* **Exercise objective**: Where a line holds the word "minute", copy that line.

(Data records)
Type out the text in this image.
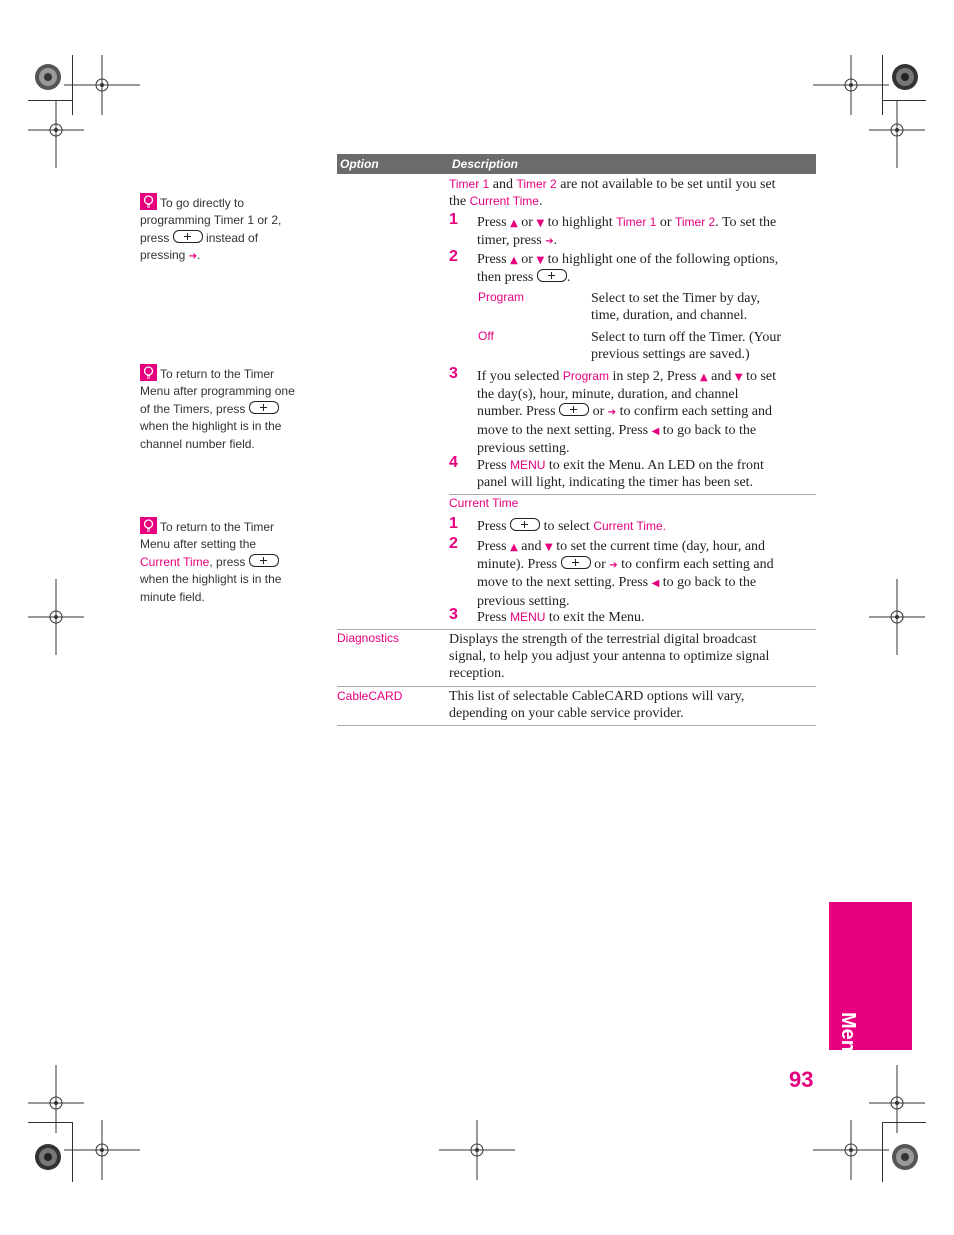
To go directly to
programming Timer 1 or 2,
press	instead of
pressing ➔.
To return to the Timer
Menu after programming one
of the Timers, press
when the highlight is in the
channel number field.
To return to the Timer
Menu after setting the
Current Time, press
when the highlight is in the
minute field.
Option	Description
Timer 1 and Timer 2 are not available to be set until you set
the Current Time.
1 Press ▲ or ▼ to highlight Timer 1 or Timer 2. To set the
timer, press ➔.
2 Press ▲ or ▼ to highlight one of the following options,
then press .
Program	Select to set the Timer by day,
time, duration, and channel.
Off	Select to turn off the Timer. (Your
previous settings are saved.)
3 If you selected Program in step 2, Press ▲ and ▼ to set
the day(s), hour, minute, duration, and channel
number. Press	or ➔ to confirm each setting and
move to the next setting. Press ◀ to go back to the
previous setting.
4 Press MENU to exit the Menu. An LED on the front
panel will light, indicating the timer has been set.
Current Time
1 Press	to select Current Time.
2 Press ▲ and ▼ to set the current time (day, hour, and
minute). Press	or ➔ to confirm each setting and
move to the next setting. Press ◀ to go back to the
previous setting.
3 Press MENU to exit the Menu.
Diagnostics	Displays the strength of the terrestrial digital broadcast
signal, to help you adjust your antenna to optimize signal
reception.
CableCARD	This list of selectable CableCARD options will vary,
depending on your cable service provider.
Menus
93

* **Complete answer**:
minute field.
the day(s), hour, minute, duration, and channel
minute). Press	or ➔ to confirm each setting and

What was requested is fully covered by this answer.